Als Studiengangsleiter des Fachhochschul-Diplomstudienganges "Militärische Führung" läuft man angesichts der positiven Erfahrungen (z. B. der Ergebnisse von Absolventenanalysen) Gefahr, bei der derzeit laufenden Diskussion über die künftige Offiziersausbildung den Status quo verteidigen zu wollen und möglichen Änderungen sehr skeptisch gegenüberzustehen. Es stellte sich auch die Frage, ob es sinnvoll ist, den bereits vorhandenen Modellen ein weiteres hinzuzufügen bzw. die vorhandenen vergleichend zu analysieren. Auf beides möchte ich verzichten.

Allen möglichen Vorstellungen gemeinsam scheint die Forderung nach einer Ausbildung auf Hochschulniveau zu sein. Offen ist aber die rechtliche und damit institutionelle Einbindung; "Militäruniversität" versus eine Institution nach dem Fachhochschulrecht, Notwendigkeit der Strukturierung nach den Zielen des Bologna-Prozesses und lebenslanges Lernen sind die diesbezüglichen Schlagworte. Angesichts so mancher Modelle, in denen mögliche Berufslaufbahnen vermehrt mit "Kästchen" (als Symbole für notwendige Ausbildungen) gefüllt werden, liegt der Verdacht nahe, dass lebenslang immer weniger mit der Bildung im eigentlichen Sinne zu tun hat. In diesem Zusammenhang stellt sich auch die Frage, ob die Mitarbeiter des Österreichischen Bundesheeres überhaupt so viel mehr Ausbildung brauchen als vergleichbare Funktionsträger in der Wirtschaft. Man wird vermutlich auch nicht umhinkommen, diese Problematik in Verbindung mit den Wertigkeiten der beim Bundesheer angebotenen Arbeitsplätze zu sehen.

Höhere Anforderungen - bessere Bezahlung

Die Ausbildung hat die Kompetenzen für jene Qualifikationsprofile zu vermitteln, welche sich aus den Anforderungen des Berufsfeldes ableiten lassen. Wenn die künftigen Anforderungen an das Berufsbild des Offiziers mit den Schlagworten Bewältigung komplexerer Aufgaben und der Notwendigkeit persönlicher und sozialer Flexibilität beschrieben werden, ist eine Forderung nach einer entsprechenden besoldungsrechtlichen Anerkennung die logische Folge. Insbesondere sollte der "Wert" des Aufgabenvollzuges der Kommandanten und deren besondere Verantwortung in Relation zu Stabsfunktionen neu beurteilt werden.

Lebensphasenmodell

Für die Qualifizierungsstufen bietet sich - neben der Strukturierung nach dem hierarchischen Führungssystem - ein der Erwachsenenbildung besser gerecht werdendes Lebensphasenmodell an. Die Lebensphase von 20 bis 40 Jahren ist geprägt durch das Streben nach persönlichem und vor allem beruflichem Aufstieg, wobei in der Regel die wesentlichen Abschlüsse bis zum 30. Lebensjahr absolviert werden. Die Phase vom 40. bis zum 50. Lebensjahr ist nur sehr eingeschränkt für zusätzliche Bildungsmaßnahmen nutzbar, weil in dieser Zeit ein Höchstmaß an Engagement und Auslastung im Beruf gegeben sind. Ab dem 50. Lebensjahr bieten sich wiederum gute Ansätze für die Fort- und Weiterbildung, weil dann neue Bedürfnisse nach Lebensorientierung entstehen. Grundsätzlich sollte innerhalb dieser drei Phasen mit einem deutlich differenzierten Angebot von Ausbildungsmöglichkeiten der Ausbildungsbedarf für die unterschiedlichen Funktionen abdeckbar sein.

AUFGABE 1: Gib aus den Einträgen die Zeilen von der Zeile mit „x-tick-label: Similarity [2024, 1231, 2162, 1269]“ bis zur Zeile mit „data-point-2019-abstracts [292, 811, 320, 839]“ unverändert wieder, beide Zeilen eingeschlossen.
Der Text und die Einträge sind voneinander unabhängiges Material.

DATENAUSZUG:
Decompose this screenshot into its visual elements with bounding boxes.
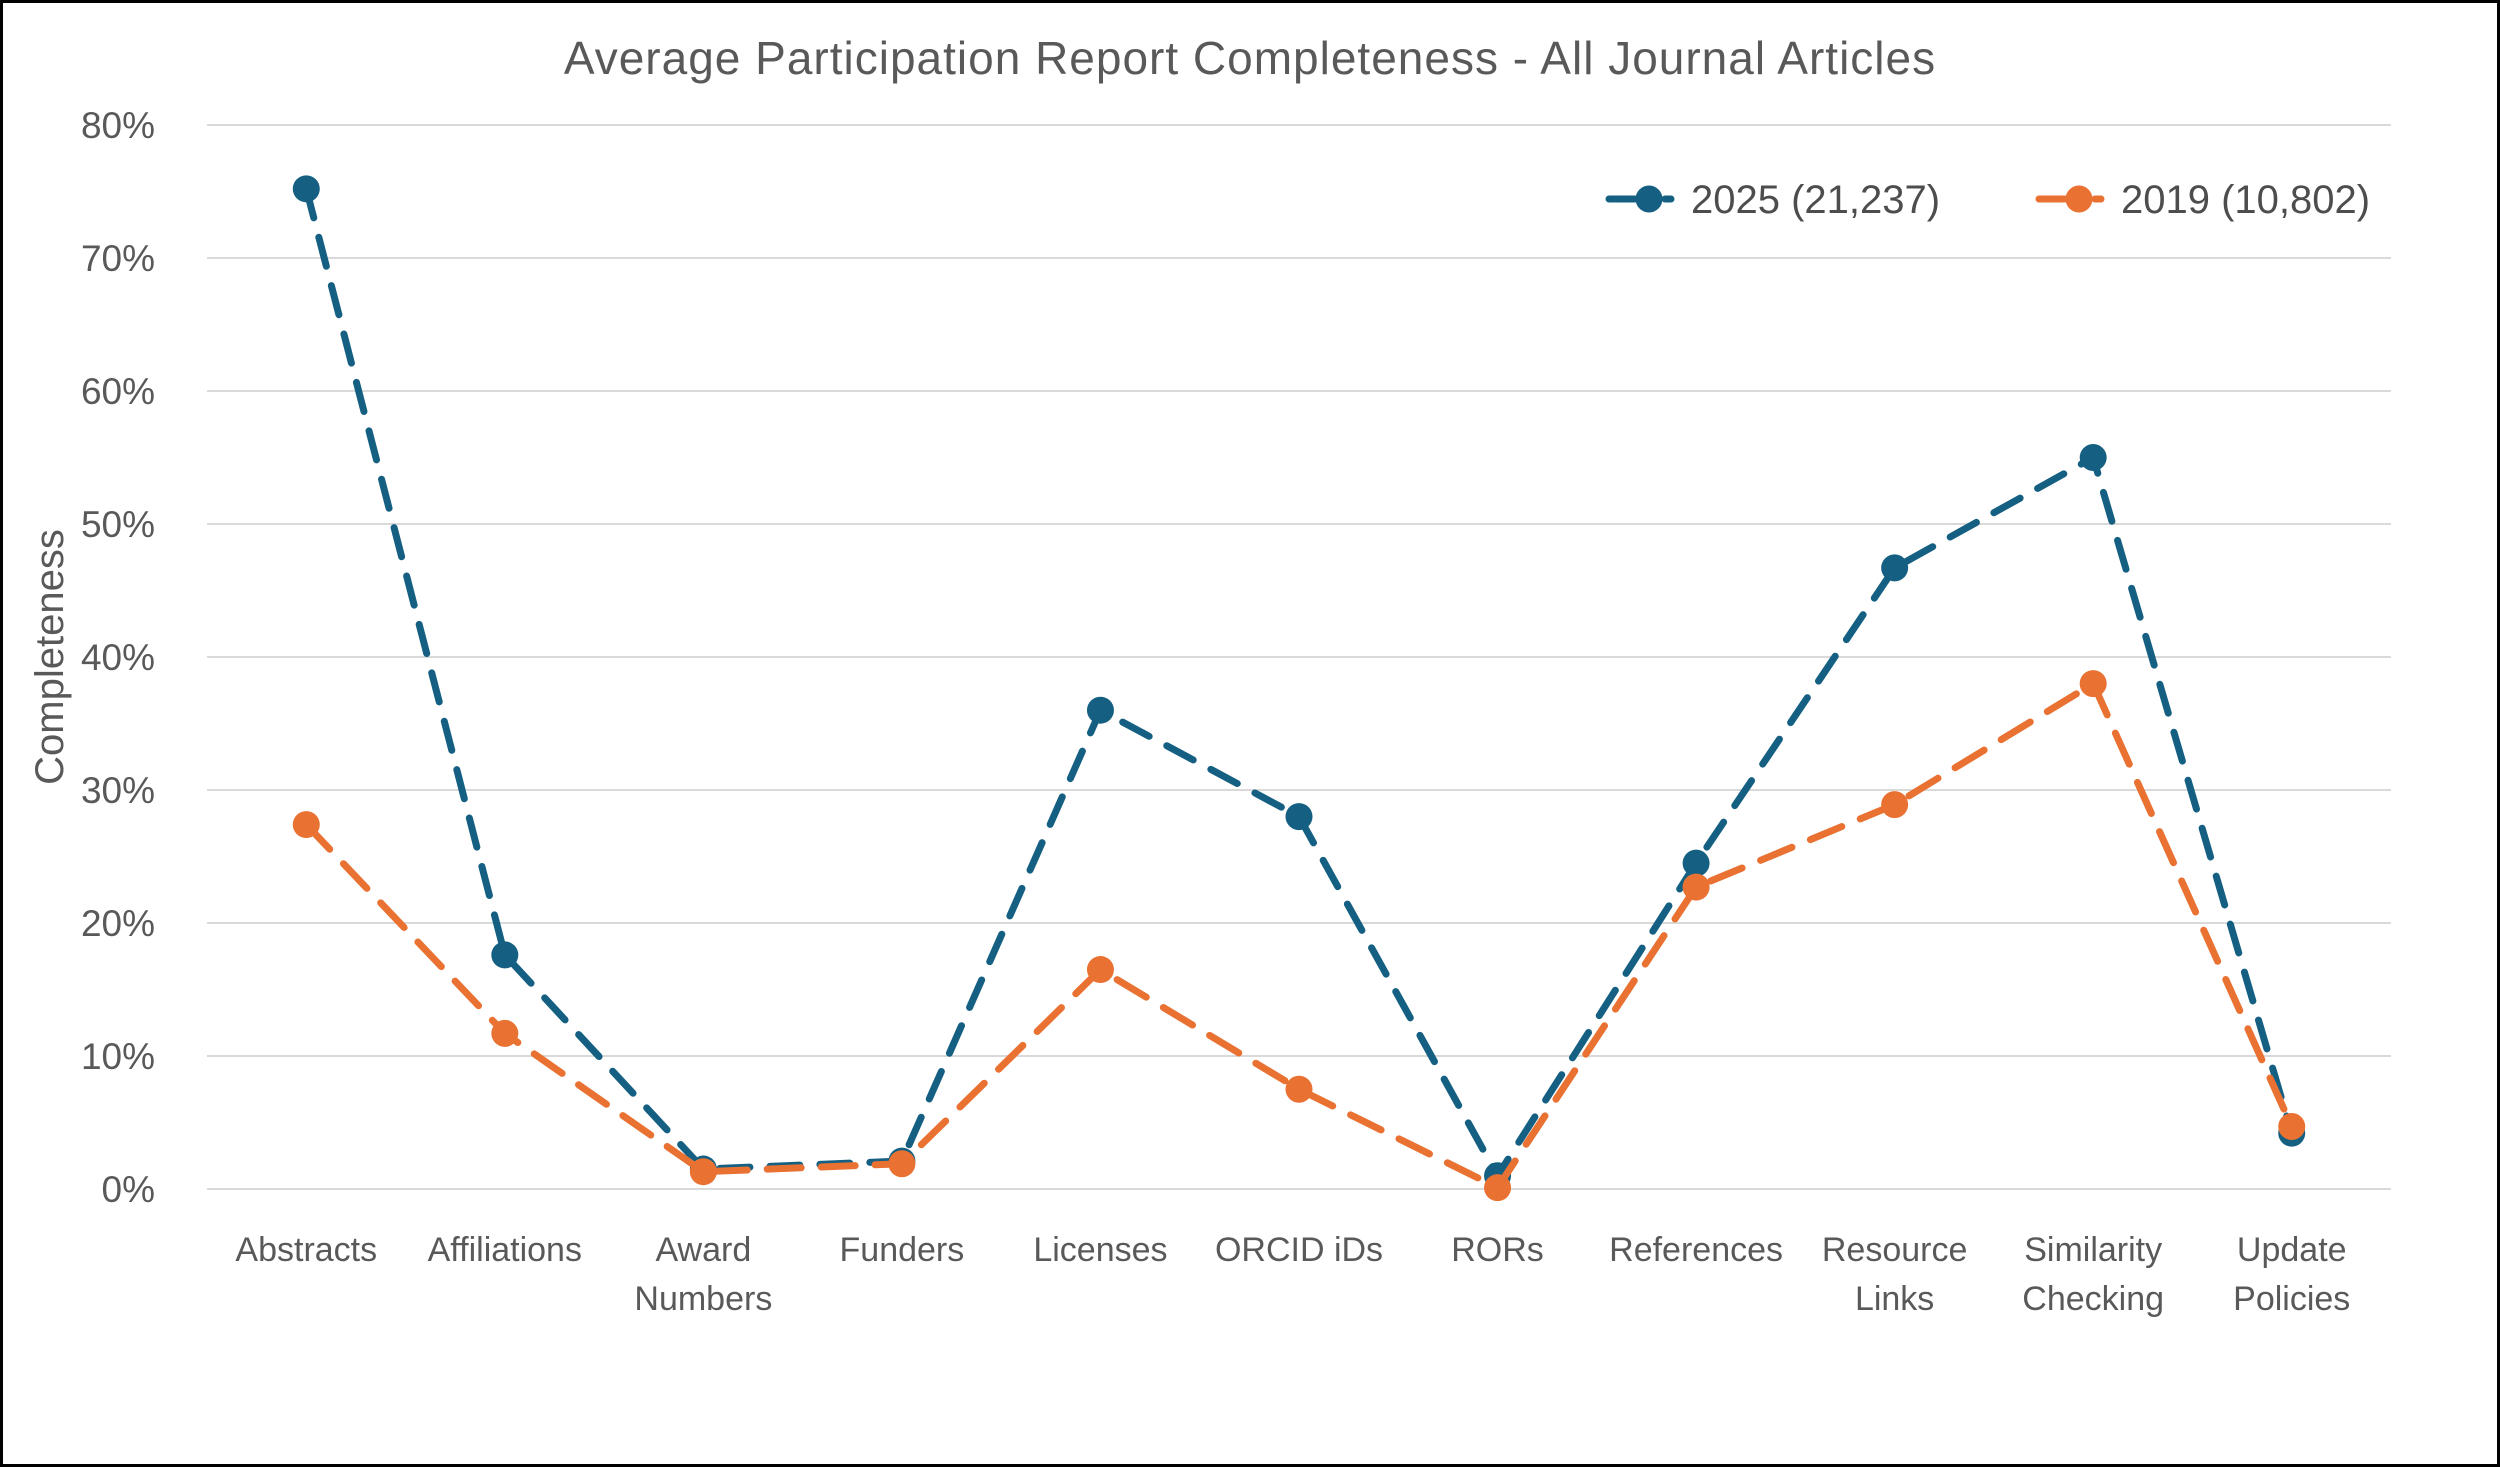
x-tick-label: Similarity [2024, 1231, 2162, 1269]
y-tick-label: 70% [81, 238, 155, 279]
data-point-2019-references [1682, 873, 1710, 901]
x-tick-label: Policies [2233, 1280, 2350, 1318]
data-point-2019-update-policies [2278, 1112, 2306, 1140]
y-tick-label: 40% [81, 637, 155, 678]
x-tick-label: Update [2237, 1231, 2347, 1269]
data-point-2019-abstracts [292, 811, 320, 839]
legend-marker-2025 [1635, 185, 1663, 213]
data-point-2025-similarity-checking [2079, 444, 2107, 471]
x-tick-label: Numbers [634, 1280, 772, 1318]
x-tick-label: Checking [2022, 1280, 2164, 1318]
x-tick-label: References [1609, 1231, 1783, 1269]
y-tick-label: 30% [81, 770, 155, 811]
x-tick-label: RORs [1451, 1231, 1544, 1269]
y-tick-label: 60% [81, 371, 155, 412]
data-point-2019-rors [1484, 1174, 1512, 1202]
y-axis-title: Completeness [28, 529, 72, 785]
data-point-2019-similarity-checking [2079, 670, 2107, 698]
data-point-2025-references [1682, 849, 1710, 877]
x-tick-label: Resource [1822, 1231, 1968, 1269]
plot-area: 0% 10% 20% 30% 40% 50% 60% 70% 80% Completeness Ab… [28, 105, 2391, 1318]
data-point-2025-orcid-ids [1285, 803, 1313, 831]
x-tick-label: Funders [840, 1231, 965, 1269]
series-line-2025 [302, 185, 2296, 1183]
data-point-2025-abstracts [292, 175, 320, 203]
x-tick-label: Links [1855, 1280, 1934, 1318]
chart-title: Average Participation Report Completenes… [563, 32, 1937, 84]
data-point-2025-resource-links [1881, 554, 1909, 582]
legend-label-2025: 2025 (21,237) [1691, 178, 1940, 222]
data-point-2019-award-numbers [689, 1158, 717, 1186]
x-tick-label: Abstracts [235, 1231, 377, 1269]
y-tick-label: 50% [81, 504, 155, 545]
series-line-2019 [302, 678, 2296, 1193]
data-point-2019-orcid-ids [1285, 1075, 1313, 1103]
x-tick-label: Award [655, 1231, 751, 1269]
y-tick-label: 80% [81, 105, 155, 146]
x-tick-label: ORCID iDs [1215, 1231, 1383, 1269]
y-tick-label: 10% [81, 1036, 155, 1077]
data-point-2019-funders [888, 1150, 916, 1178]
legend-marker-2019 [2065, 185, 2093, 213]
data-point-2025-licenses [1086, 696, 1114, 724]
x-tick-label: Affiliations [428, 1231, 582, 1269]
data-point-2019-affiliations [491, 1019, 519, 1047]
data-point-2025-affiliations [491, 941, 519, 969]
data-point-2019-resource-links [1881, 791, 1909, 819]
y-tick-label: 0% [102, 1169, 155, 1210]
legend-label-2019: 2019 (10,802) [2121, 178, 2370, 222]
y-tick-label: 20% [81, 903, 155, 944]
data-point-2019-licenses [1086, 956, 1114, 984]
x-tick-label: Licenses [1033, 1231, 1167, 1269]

AUFGABE 2:
Beantworte zum Text über die Offiziersausbildung diese Fragen:
(a) Welcher Studiengang wird gleich zu Beginn genannt?
(b) Bis zu welchem Lebensjahr werden die wesentlichen Abschlüsse in der Regel absolviert?
(c) Warum ist die Phase vom 40. bis zum 50. Lebensjahr nur sehr eingeschränkt für zusätzliche Bildungsmaßnahmen nutzbar?

VOLLSTÄNDIGE ANTWORT 1:
x-tick-label: Similarity [2024, 1231, 2162, 1269]
y-tick-label: 70% [81, 238, 155, 279]
data-point-2019-references [1682, 873, 1710, 901]
x-tick-label: Policies [2233, 1280, 2350, 1318]
data-point-2019-update-policies [2278, 1112, 2306, 1140]
y-tick-label: 40% [81, 637, 155, 678]
x-tick-label: Update [2237, 1231, 2347, 1269]
data-point-2019-abstracts [292, 811, 320, 839]

VOLLSTÄNDIGE ANTWORT 2:
(a) Der Fachhochschul-Diplomstudiengang „Militärische Führung“.
(b) Bis zum 30. Lebensjahr.
(c) In dieser Zeit sind ein Höchstmaß an Engagement und Auslastung im Beruf gegeben.